§ Set problem
Repeat every record exactly, but keep images out of the copy.

§ Given records
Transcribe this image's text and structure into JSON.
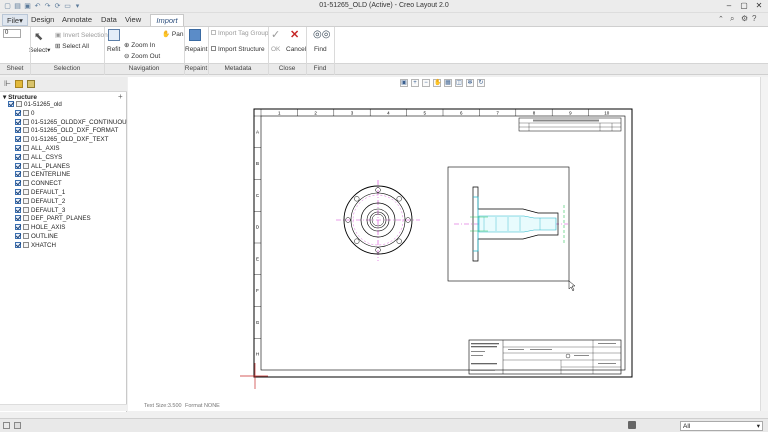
{
  "window": {
    "title": "01-51265_OLD (Active) - Creo Layout 2.0"
  },
  "quick_access": [
    "new-icon",
    "open-icon",
    "save-icon",
    "undo-icon",
    "redo-icon",
    "regenerate-icon",
    "window-icon",
    "more-icon"
  ],
  "menu": {
    "tabs": [
      "File",
      "Design",
      "Annotate",
      "Data",
      "View",
      "Import"
    ],
    "active": "Import"
  },
  "ribbon": {
    "sheet_value": "0",
    "select_label": "Select",
    "invert_selection": "Invert Selection",
    "select_all": "Select All",
    "refit": "Refit",
    "pan": "Pan",
    "zoom_in": "Zoom In",
    "zoom_out": "Zoom Out",
    "repaint": "Repaint",
    "import_tag_group": "Import Tag Group",
    "import_structure": "Import Structure",
    "ok": "OK",
    "cancel": "Cancel",
    "find": "Find"
  },
  "groups": [
    "Sheet",
    "Selection",
    "Navigation",
    "Repaint",
    "Metadata",
    "Close",
    "Find"
  ],
  "structure": {
    "header": "Structure",
    "root": "01-51265_old",
    "items": [
      "0",
      "01-51265_OLDDXF_CONTINUOU",
      "01-51265_OLD_DXF_FORMAT",
      "01-51265_OLD_DXF_TEXT",
      "ALL_AXIS",
      "ALL_CSYS",
      "ALL_PLANES",
      "CENTERLINE",
      "CONNECT",
      "DEFAULT_1",
      "DEFAULT_2",
      "DEFAULT_3",
      "DEF_PART_PLANES",
      "HOLE_AXIS",
      "OUTLINE",
      "XHATCH"
    ]
  },
  "canvas": {
    "text_size": "Text Size:3.500",
    "format": "Format NONE",
    "border_numbers": [
      "1",
      "2",
      "3",
      "4",
      "5",
      "6",
      "7",
      "8",
      "9",
      "10"
    ],
    "border_letters": [
      "A",
      "B",
      "C",
      "D",
      "E",
      "F",
      "G",
      "H"
    ]
  },
  "status": {
    "filter": "All"
  },
  "colors": {
    "accent": "#2d4f7d",
    "cancel_red": "#c62828",
    "ok_green": "#9a9a9a",
    "drawing_line": "#000000",
    "hidden_line": "#d23cd2",
    "section_fill": "#23b5c9"
  }
}
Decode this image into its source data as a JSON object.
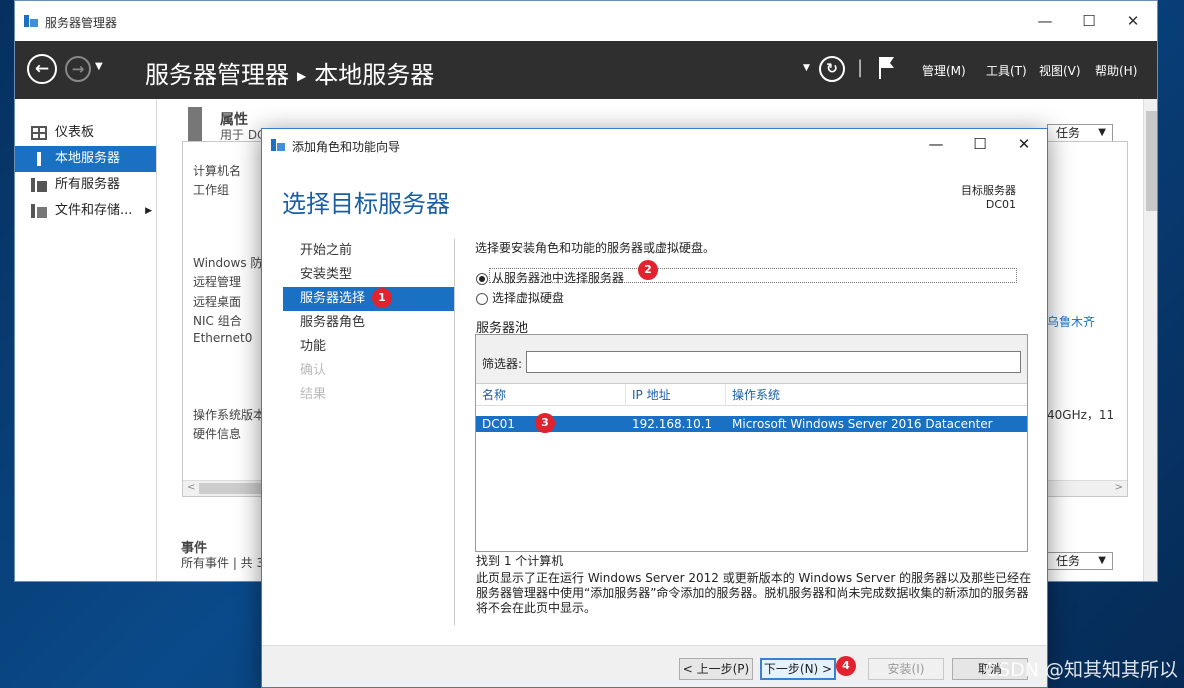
{
  "main_window": {
    "title": "服务器管理器",
    "breadcrumb": {
      "app": "服务器管理器",
      "page": "本地服务器"
    },
    "header_menus": [
      "管理(M)",
      "工具(T)",
      "视图(V)",
      "帮助(H)"
    ],
    "sidebar": [
      {
        "label": "仪表板",
        "icon": "dashboard-icon"
      },
      {
        "label": "本地服务器",
        "icon": "server-icon"
      },
      {
        "label": "所有服务器",
        "icon": "servers-icon"
      },
      {
        "label": "文件和存储...",
        "icon": "storage-icon"
      }
    ],
    "properties": {
      "title": "属性",
      "subtitle": "用于 DC",
      "labels": [
        "计算机名",
        "工作组",
        "Windows 防",
        "远程管理",
        "远程桌面",
        "NIC 组合",
        "Ethernet0",
        "操作系统版本",
        "硬件信息"
      ],
      "right_text_1": "乌鲁木齐",
      "right_text_2": "40GHz，11"
    },
    "events": {
      "title": "事件",
      "subtitle": "所有事件 | 共 3"
    },
    "tasks_label": "任务"
  },
  "dialog": {
    "title": "添加角色和功能向导",
    "heading": "选择目标服务器",
    "target_label": "目标服务器",
    "target_value": "DC01",
    "steps": [
      {
        "label": "开始之前",
        "state": "normal"
      },
      {
        "label": "安装类型",
        "state": "normal"
      },
      {
        "label": "服务器选择",
        "state": "active"
      },
      {
        "label": "服务器角色",
        "state": "normal"
      },
      {
        "label": "功能",
        "state": "normal"
      },
      {
        "label": "确认",
        "state": "disabled"
      },
      {
        "label": "结果",
        "state": "disabled"
      }
    ],
    "description": "选择要安装角色和功能的服务器或虚拟硬盘。",
    "radio_pool": "从服务器池中选择服务器",
    "radio_vhd": "选择虚拟硬盘",
    "pool_title": "服务器池",
    "filter_label": "筛选器:",
    "filter_value": "",
    "columns": [
      "名称",
      "IP 地址",
      "操作系统"
    ],
    "server": {
      "name": "DC01",
      "ip": "192.168.10.1",
      "os": "Microsoft Windows Server 2016 Datacenter"
    },
    "found_count": "找到 1 个计算机",
    "note": "此页显示了正在运行 Windows Server 2012 或更新版本的 Windows Server 的服务器以及那些已经在服务器管理器中使用“添加服务器”命令添加的服务器。脱机服务器和尚未完成数据收集的新添加的服务器将不会在此页中显示。",
    "buttons": {
      "prev": "< 上一步(P)",
      "next": "下一步(N) >",
      "install": "安装(I)",
      "cancel": "取消"
    }
  },
  "annotations": [
    "1",
    "2",
    "3",
    "4"
  ],
  "watermark": "CSDN @知其知其所以",
  "colors": {
    "accent": "#1a70c3",
    "header_bg": "#2f2f2f",
    "badge": "#e0232e",
    "heading": "#1a5fa6"
  }
}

§ Exercise solution
Transcribe this image's text and structure into JSON.
{
  "window": {
    "title": "01-51265_OLD (Active) - Creo Layout 2.0"
  },
  "quick_access": [
    "new-icon",
    "open-icon",
    "save-icon",
    "undo-icon",
    "redo-icon",
    "regenerate-icon",
    "window-icon",
    "more-icon"
  ],
  "menu": {
    "tabs": [
      "File",
      "Design",
      "Annotate",
      "Data",
      "View",
      "Import"
    ],
    "active": "Import"
  },
  "ribbon": {
    "sheet_value": "0",
    "select_label": "Select",
    "invert_selection": "Invert Selection",
    "select_all": "Select All",
    "refit": "Refit",
    "pan": "Pan",
    "zoom_in": "Zoom In",
    "zoom_out": "Zoom Out",
    "repaint": "Repaint",
    "import_tag_group": "Import Tag Group",
    "import_structure": "Import Structure",
    "ok": "OK",
    "cancel": "Cancel",
    "find": "Find"
  },
  "groups": [
    "Sheet",
    "Selection",
    "Navigation",
    "Repaint",
    "Metadata",
    "Close",
    "Find"
  ],
  "structure": {
    "header": "Structure",
    "root": "01-51265_old",
    "items": [
      "0",
      "01-51265_OLDDXF_CONTINUOU",
      "01-51265_OLD_DXF_FORMAT",
      "01-51265_OLD_DXF_TEXT",
      "ALL_AXIS",
      "ALL_CSYS",
      "ALL_PLANES",
      "CENTERLINE",
      "CONNECT",
      "DEFAULT_1",
      "DEFAULT_2",
      "DEFAULT_3",
      "DEF_PART_PLANES",
      "HOLE_AXIS",
      "OUTLINE",
      "XHATCH"
    ]
  },
  "canvas": {
    "text_size": "Text Size:3.500",
    "format": "Format NONE",
    "border_numbers": [
      "1",
      "2",
      "3",
      "4",
      "5",
      "6",
      "7",
      "8",
      "9",
      "10"
    ],
    "border_letters": [
      "A",
      "B",
      "C",
      "D",
      "E",
      "F",
      "G",
      "H"
    ]
  },
  "status": {
    "filter": "All"
  },
  "colors": {
    "accent": "#2d4f7d",
    "cancel_red": "#c62828",
    "ok_green": "#9a9a9a",
    "drawing_line": "#000000",
    "hidden_line": "#d23cd2",
    "section_fill": "#23b5c9"
  }
}
Decode this image into its source data as a JSON object.
{
  "main_window": {
    "title": "服务器管理器",
    "breadcrumb": {
      "app": "服务器管理器",
      "page": "本地服务器"
    },
    "header_menus": [
      "管理(M)",
      "工具(T)",
      "视图(V)",
      "帮助(H)"
    ],
    "sidebar": [
      {
        "label": "仪表板",
        "icon": "dashboard-icon"
      },
      {
        "label": "本地服务器",
        "icon": "server-icon"
      },
      {
        "label": "所有服务器",
        "icon": "servers-icon"
      },
      {
        "label": "文件和存储...",
        "icon": "storage-icon"
      }
    ],
    "properties": {
      "title": "属性",
      "subtitle": "用于 DC",
      "labels": [
        "计算机名",
        "工作组",
        "Windows 防",
        "远程管理",
        "远程桌面",
        "NIC 组合",
        "Ethernet0",
        "操作系统版本",
        "硬件信息"
      ],
      "right_text_1": "乌鲁木齐",
      "right_text_2": "40GHz，11"
    },
    "events": {
      "title": "事件",
      "subtitle": "所有事件 | 共 3"
    },
    "tasks_label": "任务"
  },
  "dialog": {
    "title": "添加角色和功能向导",
    "heading": "选择目标服务器",
    "target_label": "目标服务器",
    "target_value": "DC01",
    "steps": [
      {
        "label": "开始之前",
        "state": "normal"
      },
      {
        "label": "安装类型",
        "state": "normal"
      },
      {
        "label": "服务器选择",
        "state": "active"
      },
      {
        "label": "服务器角色",
        "state": "normal"
      },
      {
        "label": "功能",
        "state": "normal"
      },
      {
        "label": "确认",
        "state": "disabled"
      },
      {
        "label": "结果",
        "state": "disabled"
      }
    ],
    "description": "选择要安装角色和功能的服务器或虚拟硬盘。",
    "radio_pool": "从服务器池中选择服务器",
    "radio_vhd": "选择虚拟硬盘",
    "pool_title": "服务器池",
    "filter_label": "筛选器:",
    "filter_value": "",
    "columns": [
      "名称",
      "IP 地址",
      "操作系统"
    ],
    "server": {
      "name": "DC01",
      "ip": "192.168.10.1",
      "os": "Microsoft Windows Server 2016 Datacenter"
    },
    "found_count": "找到 1 个计算机",
    "note": "此页显示了正在运行 Windows Server 2012 或更新版本的 Windows Server 的服务器以及那些已经在服务器管理器中使用“添加服务器”命令添加的服务器。脱机服务器和尚未完成数据收集的新添加的服务器将不会在此页中显示。",
    "buttons": {
      "prev": "< 上一步(P)",
      "next": "下一步(N) >",
      "install": "安装(I)",
      "cancel": "取消"
    }
  },
  "annotations": [
    "1",
    "2",
    "3",
    "4"
  ],
  "watermark": "CSDN @知其知其所以",
  "colors": {
    "accent": "#1a70c3",
    "header_bg": "#2f2f2f",
    "badge": "#e0232e",
    "heading": "#1a5fa6"
  }
}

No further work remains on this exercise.